(Request) Each record needs to be echoed exactly; can you do that?

* begin *

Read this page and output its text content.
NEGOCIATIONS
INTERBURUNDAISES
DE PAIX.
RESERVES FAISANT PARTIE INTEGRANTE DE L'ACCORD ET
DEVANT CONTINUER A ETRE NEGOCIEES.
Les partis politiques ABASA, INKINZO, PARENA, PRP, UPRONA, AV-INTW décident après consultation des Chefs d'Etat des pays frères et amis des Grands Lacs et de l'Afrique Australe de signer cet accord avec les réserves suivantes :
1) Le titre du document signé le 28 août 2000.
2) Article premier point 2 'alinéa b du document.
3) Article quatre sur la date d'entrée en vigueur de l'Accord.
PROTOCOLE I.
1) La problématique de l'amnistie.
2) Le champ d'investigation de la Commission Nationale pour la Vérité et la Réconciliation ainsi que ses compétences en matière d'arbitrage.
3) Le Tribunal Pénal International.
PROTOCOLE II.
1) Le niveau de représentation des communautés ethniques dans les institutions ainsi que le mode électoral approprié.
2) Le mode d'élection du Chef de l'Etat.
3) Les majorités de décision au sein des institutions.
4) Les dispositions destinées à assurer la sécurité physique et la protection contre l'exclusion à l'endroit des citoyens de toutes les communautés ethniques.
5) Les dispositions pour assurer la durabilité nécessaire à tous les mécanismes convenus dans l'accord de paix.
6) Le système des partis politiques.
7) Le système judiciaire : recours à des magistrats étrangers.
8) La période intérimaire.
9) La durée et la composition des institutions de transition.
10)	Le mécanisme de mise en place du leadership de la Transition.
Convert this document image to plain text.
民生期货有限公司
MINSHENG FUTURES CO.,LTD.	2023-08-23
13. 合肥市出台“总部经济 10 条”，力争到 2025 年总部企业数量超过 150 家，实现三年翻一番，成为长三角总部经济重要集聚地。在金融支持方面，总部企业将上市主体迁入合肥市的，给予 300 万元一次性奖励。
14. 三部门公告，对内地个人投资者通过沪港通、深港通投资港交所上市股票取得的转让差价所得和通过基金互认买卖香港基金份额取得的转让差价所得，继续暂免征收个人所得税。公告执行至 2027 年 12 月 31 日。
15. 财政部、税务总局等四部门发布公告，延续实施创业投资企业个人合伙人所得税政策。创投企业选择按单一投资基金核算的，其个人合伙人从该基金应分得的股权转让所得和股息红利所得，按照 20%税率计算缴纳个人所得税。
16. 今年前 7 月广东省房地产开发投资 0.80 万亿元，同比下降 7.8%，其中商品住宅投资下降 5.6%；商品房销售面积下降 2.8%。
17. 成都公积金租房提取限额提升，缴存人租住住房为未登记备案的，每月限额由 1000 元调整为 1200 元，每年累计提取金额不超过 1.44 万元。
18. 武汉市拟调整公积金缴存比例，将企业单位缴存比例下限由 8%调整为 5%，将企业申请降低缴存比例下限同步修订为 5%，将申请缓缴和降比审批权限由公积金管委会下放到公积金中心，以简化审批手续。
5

* end *

(Result)
Read this page and output its text content.
NEGOCIATIONS
INTERBURUNDAISES
DE PAIX.
RESERVES FAISANT PARTIE INTEGRANTE DE L'ACCORD ET
DEVANT CONTINUER A ETRE NEGOCIEES.
Les partis politiques ABASA, INKINZO, PARENA, PRP, UPRONA, AV-INTW décident après consultation des Chefs d'Etat des pays frères et amis des Grands Lacs et de l'Afrique Australe de signer cet accord avec les réserves suivantes :
1) Le titre du document signé le 28 août 2000.
2) Article premier point 2 'alinéa b du document.
3) Article quatre sur la date d'entrée en vigueur de l'Accord.
PROTOCOLE I.
1) La problématique de l'amnistie.
2) Le champ d'investigation de la Commission Nationale pour la Vérité et la Réconciliation ainsi que ses compétences en matière d'arbitrage.
3) Le Tribunal Pénal International.
PROTOCOLE II.
1) Le niveau de représentation des communautés ethniques dans les institutions ainsi que le mode électoral approprié.
2) Le mode d'élection du Chef de l'Etat.
3) Les majorités de décision au sein des institutions.
4) Les dispositions destinées à assurer la sécurité physique et la protection contre l'exclusion à l'endroit des citoyens de toutes les communautés ethniques.
5) Les dispositions pour assurer la durabilité nécessaire à tous les mécanismes convenus dans l'accord de paix.
6) Le système des partis politiques.
7) Le système judiciaire : recours à des magistrats étrangers.
8) La période intérimaire.
9) La durée et la composition des institutions de transition.
10)	Le mécanisme de mise en place du leadership de la Transition.
Convert this document image to plain text.
民生期货有限公司
MINSHENG FUTURES CO.,LTD.	2023-08-23
13. 合肥市出台“总部经济 10 条”，力争到 2025 年总部企业数量超过 150 家，实现三年翻一番，成为长三角总部经济重要集聚地。在金融支持方面，总部企业将上市主体迁入合肥市的，给予 300 万元一次性奖励。
14. 三部门公告，对内地个人投资者通过沪港通、深港通投资港交所上市股票取得的转让差价所得和通过基金互认买卖香港基金份额取得的转让差价所得，继续暂免征收个人所得税。公告执行至 2027 年 12 月 31 日。
15. 财政部、税务总局等四部门发布公告，延续实施创业投资企业个人合伙人所得税政策。创投企业选择按单一投资基金核算的，其个人合伙人从该基金应分得的股权转让所得和股息红利所得，按照 20%税率计算缴纳个人所得税。
16. 今年前 7 月广东省房地产开发投资 0.80 万亿元，同比下降 7.8%，其中商品住宅投资下降 5.6%；商品房销售面积下降 2.8%。
17. 成都公积金租房提取限额提升，缴存人租住住房为未登记备案的，每月限额由 1000 元调整为 1200 元，每年累计提取金额不超过 1.44 万元。
18. 武汉市拟调整公积金缴存比例，将企业单位缴存比例下限由 8%调整为 5%，将企业申请降低缴存比例下限同步修订为 5%，将申请缓缴和降比审批权限由公积金管委会下放到公积金中心，以简化审批手续。
5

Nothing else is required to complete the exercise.